● WHAT IS REQUIRED
Your task is to output the entries below word for word.

● RECORDS SHOWN

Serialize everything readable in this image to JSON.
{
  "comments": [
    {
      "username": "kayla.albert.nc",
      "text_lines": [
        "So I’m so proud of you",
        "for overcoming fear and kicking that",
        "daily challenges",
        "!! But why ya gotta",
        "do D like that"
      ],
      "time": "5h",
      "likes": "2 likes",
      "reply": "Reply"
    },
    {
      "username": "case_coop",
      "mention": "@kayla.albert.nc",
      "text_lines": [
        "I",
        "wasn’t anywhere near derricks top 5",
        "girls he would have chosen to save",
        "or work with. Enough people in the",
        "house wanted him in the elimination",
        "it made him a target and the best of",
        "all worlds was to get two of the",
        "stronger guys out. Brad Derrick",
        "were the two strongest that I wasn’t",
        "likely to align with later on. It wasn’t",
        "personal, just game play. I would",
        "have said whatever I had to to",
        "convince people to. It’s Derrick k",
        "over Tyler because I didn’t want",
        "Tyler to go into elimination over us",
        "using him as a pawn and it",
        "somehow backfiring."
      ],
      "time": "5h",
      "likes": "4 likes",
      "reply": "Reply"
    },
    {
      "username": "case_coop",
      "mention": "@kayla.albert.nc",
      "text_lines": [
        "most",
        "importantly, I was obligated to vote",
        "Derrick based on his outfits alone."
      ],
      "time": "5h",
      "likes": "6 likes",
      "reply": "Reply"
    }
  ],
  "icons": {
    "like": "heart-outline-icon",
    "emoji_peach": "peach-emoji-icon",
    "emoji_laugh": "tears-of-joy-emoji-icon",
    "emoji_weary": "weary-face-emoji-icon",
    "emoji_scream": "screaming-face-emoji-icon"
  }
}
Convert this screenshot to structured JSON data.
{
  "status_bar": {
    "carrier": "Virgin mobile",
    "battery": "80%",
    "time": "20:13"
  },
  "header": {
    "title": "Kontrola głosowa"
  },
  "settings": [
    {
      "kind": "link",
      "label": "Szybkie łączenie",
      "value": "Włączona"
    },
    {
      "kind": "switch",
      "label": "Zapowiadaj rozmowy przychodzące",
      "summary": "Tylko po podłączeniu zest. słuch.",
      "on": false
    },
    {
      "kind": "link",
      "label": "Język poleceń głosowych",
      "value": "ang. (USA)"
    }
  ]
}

● TASK RESULT
Serialize everything readable in this image to JSON.
{
  "comments": [
    {
      "username": "kayla.albert.nc",
      "text_lines": [
        "So I’m so proud of you",
        "for overcoming fear and kicking that",
        "daily challenges",
        "!! But why ya gotta",
        "do D like that"
      ],
      "time": "5h",
      "likes": "2 likes",
      "reply": "Reply"
    },
    {
      "username": "case_coop",
      "mention": "@kayla.albert.nc",
      "text_lines": [
        "I",
        "wasn’t anywhere near derricks top 5",
        "girls he would have chosen to save",
        "or work with. Enough people in the",
        "house wanted him in the elimination",
        "it made him a target and the best of",
        "all worlds was to get two of the",
        "stronger guys out. Brad Derrick",
        "were the two strongest that I wasn’t",
        "likely to align with later on. It wasn’t",
        "personal, just game play. I would",
        "have said whatever I had to to",
        "convince people to. It’s Derrick k",
        "over Tyler because I didn’t want",
        "Tyler to go into elimination over us",
        "using him as a pawn and it",
        "somehow backfiring."
      ],
      "time": "5h",
      "likes": "4 likes",
      "reply": "Reply"
    },
    {
      "username": "case_coop",
      "mention": "@kayla.albert.nc",
      "text_lines": [
        "most",
        "importantly, I was obligated to vote",
        "Derrick based on his outfits alone."
      ],
      "time": "5h",
      "likes": "6 likes",
      "reply": "Reply"
    }
  ],
  "icons": {
    "like": "heart-outline-icon",
    "emoji_peach": "peach-emoji-icon",
    "emoji_laugh": "tears-of-joy-emoji-icon",
    "emoji_weary": "weary-face-emoji-icon",
    "emoji_scream": "screaming-face-emoji-icon"
  }
}
Convert this screenshot to structured JSON data.
{
  "status_bar": {
    "carrier": "Virgin mobile",
    "battery": "80%",
    "time": "20:13"
  },
  "header": {
    "title": "Kontrola głosowa"
  },
  "settings": [
    {
      "kind": "link",
      "label": "Szybkie łączenie",
      "value": "Włączona"
    },
    {
      "kind": "switch",
      "label": "Zapowiadaj rozmowy przychodzące",
      "summary": "Tylko po podłączeniu zest. słuch.",
      "on": false
    },
    {
      "kind": "link",
      "label": "Język poleceń głosowych",
      "value": "ang. (USA)"
    }
  ]
}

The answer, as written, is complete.